## [Problem description]
Copy each line below that includes "функций".

## [Supplied information]
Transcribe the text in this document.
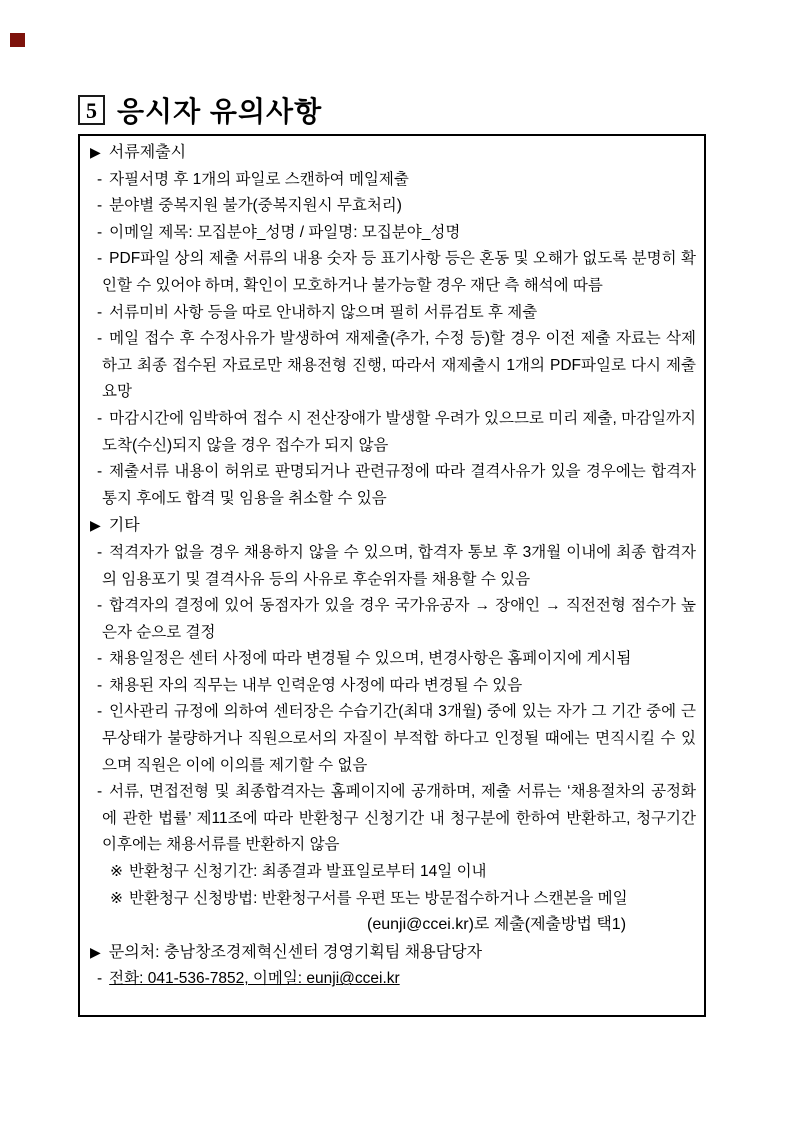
5 응시자 유의사항
▶ 서류제출시
- 자필서명 후 1개의 파일로 스캔하여 메일제출
- 분야별 중복지원 불가(중복지원시 무효처리)
- 이메일 제목: 모집분야_성명 / 파일명: 모집분야_성명
- PDF파일 상의 제출 서류의 내용 숫자 등 표기사항 등은 혼동 및 오해가 없도록 분명히 확인할 수 있어야 하며, 확인이 모호하거나 불가능할 경우 재단 측 해석에 따름
- 서류미비 사항 등을 따로 안내하지 않으며 필히 서류검토 후 제출
- 메일 접수 후 수정사유가 발생하여 재제출(추가, 수정 등)할 경우 이전 제출 자료는 삭제하고 최종 접수된 자료로만 채용전형 진행, 따라서 재제출시 1개의 PDF파일로 다시 제출요망
- 마감시간에 임박하여 접수 시 전산장애가 발생할 우려가 있으므로 미리 제출, 마감일까지 도착(수신)되지 않을 경우 접수가 되지 않음
- 제출서류 내용이 허위로 판명되거나 관련규정에 따라 결격사유가 있을 경우에는 합격자 통지 후에도 합격 및 임용을 취소할 수 있음
▶ 기타
- 적격자가 없을 경우 채용하지 않을 수 있으며, 합격자 통보 후 3개월 이내에 최종 합격자의 임용포기 및 결격사유 등의 사유로 후순위자를 채용할 수 있음
- 합격자의 결정에 있어 동점자가 있을 경우 국가유공자 → 장애인 → 직전전형 점수가 높은자 순으로 결정
- 채용일정은 센터 사정에 따라 변경될 수 있으며, 변경사항은 홈페이지에 게시됨
- 채용된 자의 직무는 내부 인력운영 사정에 따라 변경될 수 있음
- 인사관리 규정에 의하여 센터장은 수습기간(최대 3개월) 중에 있는 자가 그 기간 중에 근무상태가 불량하거나 직원으로서의 자질이 부적합 하다고 인정될 때에는 면직시킬 수 있으며 직원은 이에 이의를 제기할 수 없음
- 서류, 면접전형 및 최종합격자는 홈페이지에 공개하며, 제출 서류는 ‘채용절차의 공정화에 관한 법률’ 제11조에 따라 반환청구 신청기간 내 청구분에 한하여 반환하고, 청구기간 이후에는 채용서류를 반환하지 않음
※ 반환청구 신청기간: 최종결과 발표일로부터 14일 이내
※ 반환청구 신청방법: 반환청구서를 우편 또는 방문접수하거나 스캔본을 메일
(eunji@ccei.kr)로 제출(제출방법 택1)
▶ 문의처: 충남창조경제혁신센터 경영기획팀 채용담당자
- 전화: 041-536-7852, 이메일: eunji@ccei.kr
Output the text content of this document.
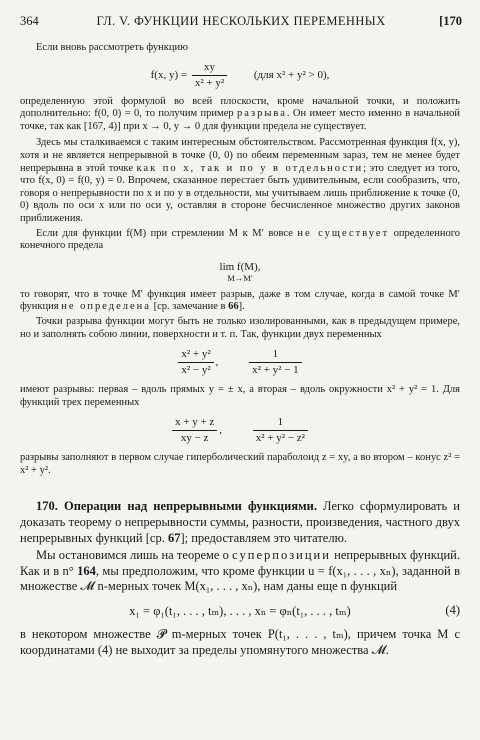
364	ГЛ. V. ФУНКЦИИ НЕСКОЛЬКИХ ПЕРЕМЕННЫХ	[170

Если вновь рассмотреть функцию

f(x, $y) = \frac{xy}{\text{x² + y²}} (для$ x² + y² > 0),

определенную этой формулой во всей плоскости, кроме начальной точки, и положить дополнительно: f(0, 0) = 0, то получим пример разрыва. Он имеет место именно в начальной точке, так как [167, 4)] при x → 0, y → 0 для функции предела не существует.

Здесь мы сталкиваемся с таким интересным обстоятельством. Рассмотренная функция f(x, y), хотя и не является непрерывной в точке (0, 0) по обеим переменным зараз, тем не менее будет непрерывна в этой точке как по x, так и по y в отдельности; это следует из того, что f(x, 0) = f(0, y) = 0. Впрочем, сказанное перестает быть удивительным, если сообразить, что, говоря о непрерывности по x и по y в отдельности, мы учитываем лишь приближение к точке (0, 0) вдоль по оси x или по оси y, оставляя в стороне бесчисленное множество других законов приближения.

Если для функции f(M) при стремлении M к M′ вовсе не существует определенного конечного предела

lim f(M),
M→M′

то говорят, что в точке M′ функция имеет разрыв, даже в том случае, когда в самой точке M′ функция не определена [ср. замечание в 66].

Точки разрыва функции могут быть не только изолированными, как в предыдущем примере, но и заполнять собою линии, поверхности и т. п. Так, функции двух переменных

$\frac{\text{x² + y²}}{\text{x² − y²}}$ ,	$\frac{1}{\text{x² + y² − 1}}$

имеют разрывы: первая – вдоль прямых y = ± x, а вторая – вдоль окружности x² + y² = 1. Для функций трех переменных

$\frac{x + y + z}{xy - z}$ ,	$\frac{1}{\text{x² + y² − z²}}$

разрывы заполняют в первом случае гиперболический параболоид z = xy, а во втором – конус z² = x² + y².

170. Операции над непрерывными функциями. Легко сформулировать и доказать теорему о непрерывности суммы, разности, произведения, частного двух непрерывных функций [ср. 67]; предоставляем это читателю.

Мы остановимся лишь на теореме о суперпозиции непрерывных функций. Как и в n° 164, мы предположим, что кроме функции u = f(x₁, . . . , xₙ), заданной в множестве 𝓜 n-мерных точек M(x₁, . . . , xₙ), нам даны еще n функций

x₁ = φ₁(t₁, . . . , tₘ), . . . , xₙ = φₙ(t₁, . . . , tₘ)	(4)

в некотором множестве 𝓟 m-мерных точек P(t₁, . . . , tₘ), причем точка M с координатами (4) не выходит за пределы упомянутого множества 𝓜.
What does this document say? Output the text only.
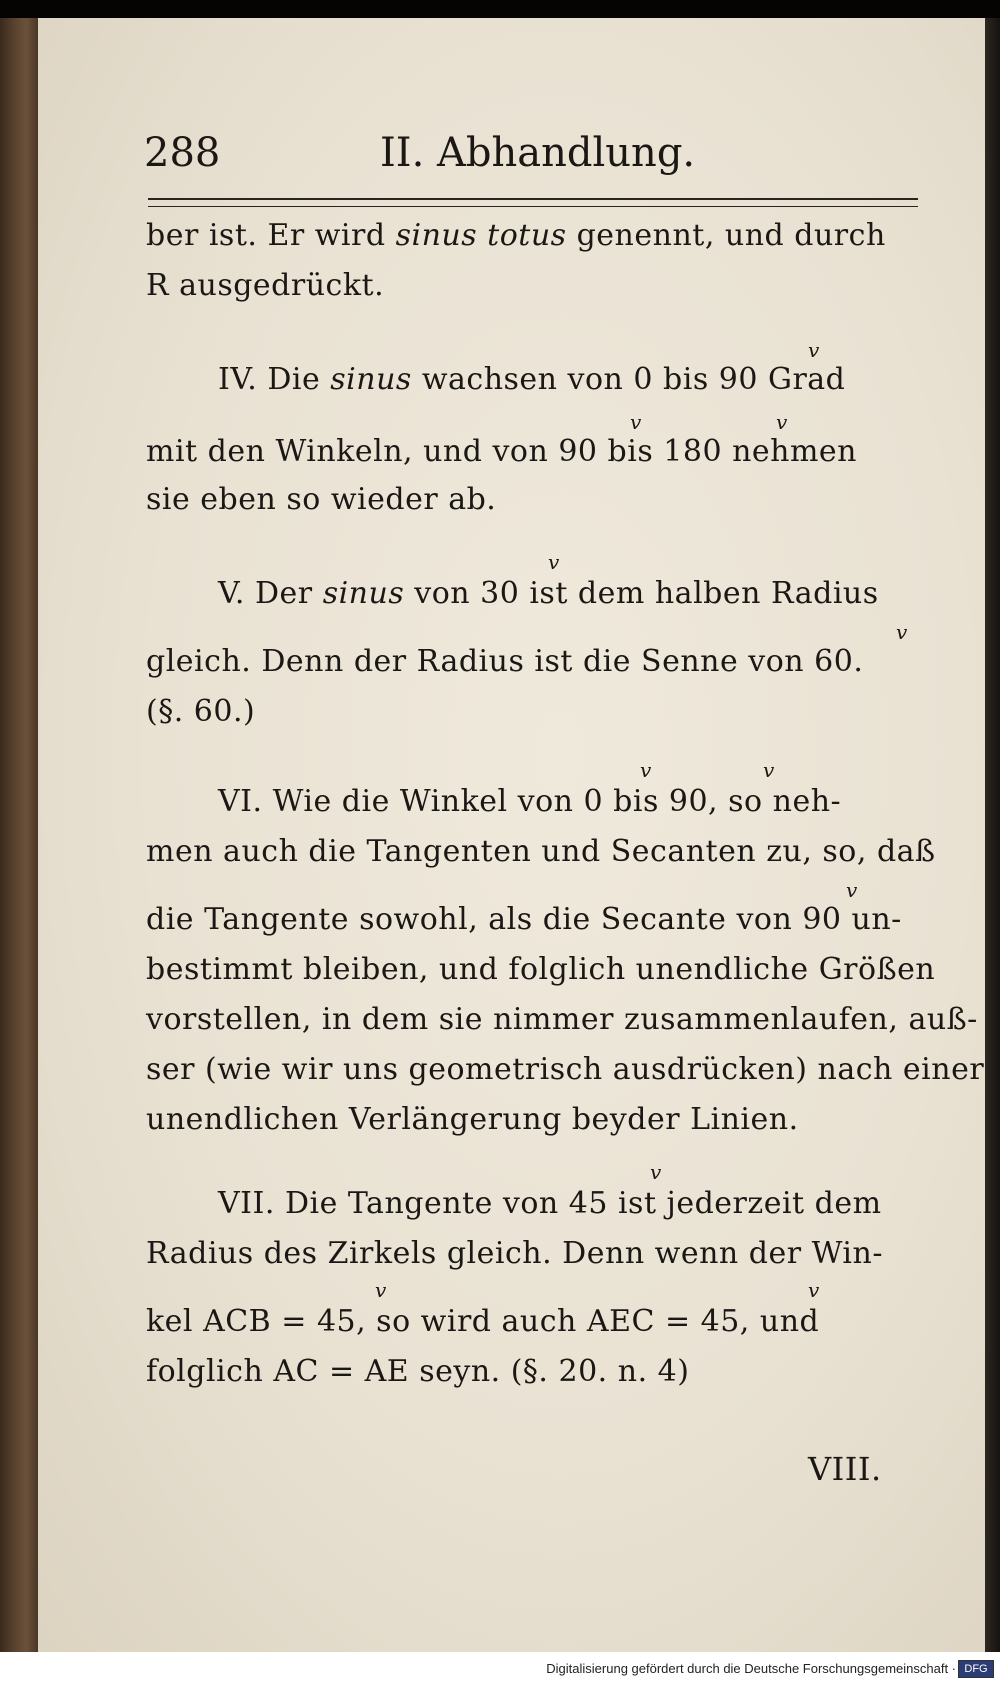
288	II. Abhandlung.
ber ist. Er wird sinus totus genennt, und durch
R ausgedrückt.
v
IV. Die sinus wachsen von 0 bis 90 Grad
v	v
mit den Winkeln, und von 90 bis 180 nehmen
sie eben so wieder ab.
v
V. Der sinus von 30 ist dem halben Radius
v
gleich. Denn der Radius ist die Senne von 60.
(§. 60.)
v	v
VI. Wie die Winkel von 0 bis 90, so neh-
men auch die Tangenten und Secanten zu, so, daß
v
die Tangente sowohl, als die Secante von 90 un-
bestimmt bleiben, und folglich unendliche Größen
vorstellen, in dem sie nimmer zusammenlaufen, auß-
ser (wie wir uns geometrisch ausdrücken) nach einer
unendlichen Verlängerung beyder Linien.
v
VII. Die Tangente von 45 ist jederzeit dem
Radius des Zirkels gleich. Denn wenn der Win-
v	v
kel ACB = 45, so wird auch AEC = 45, und
folglich AC = AE seyn. (§. 20. n. 4)
VIII.
Digitalisierung gefördert durch die Deutsche Forschungsgemeinschaft · DFG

## [Task solution]
имеют разрывы: первая – вдоль прямых y = ± x, а вторая – вдоль окружности x² + y² = 1. Для функций трех переменных
170. Операции над непрерывными функциями. Легко сформулировать и доказать теорему о непрерывности суммы, разности, произведения, частного двух непрерывных функций [ср. 67]; предоставляем это читателю.
Мы остановимся лишь на теореме о суперпозиции непрерывных функций. Как и в n° 164, мы предположим, что кроме функции u = f(x₁, . . . , xₙ), заданной в множестве 𝓜 n-мерных точек M(x₁, . . . , xₙ), нам даны еще n функций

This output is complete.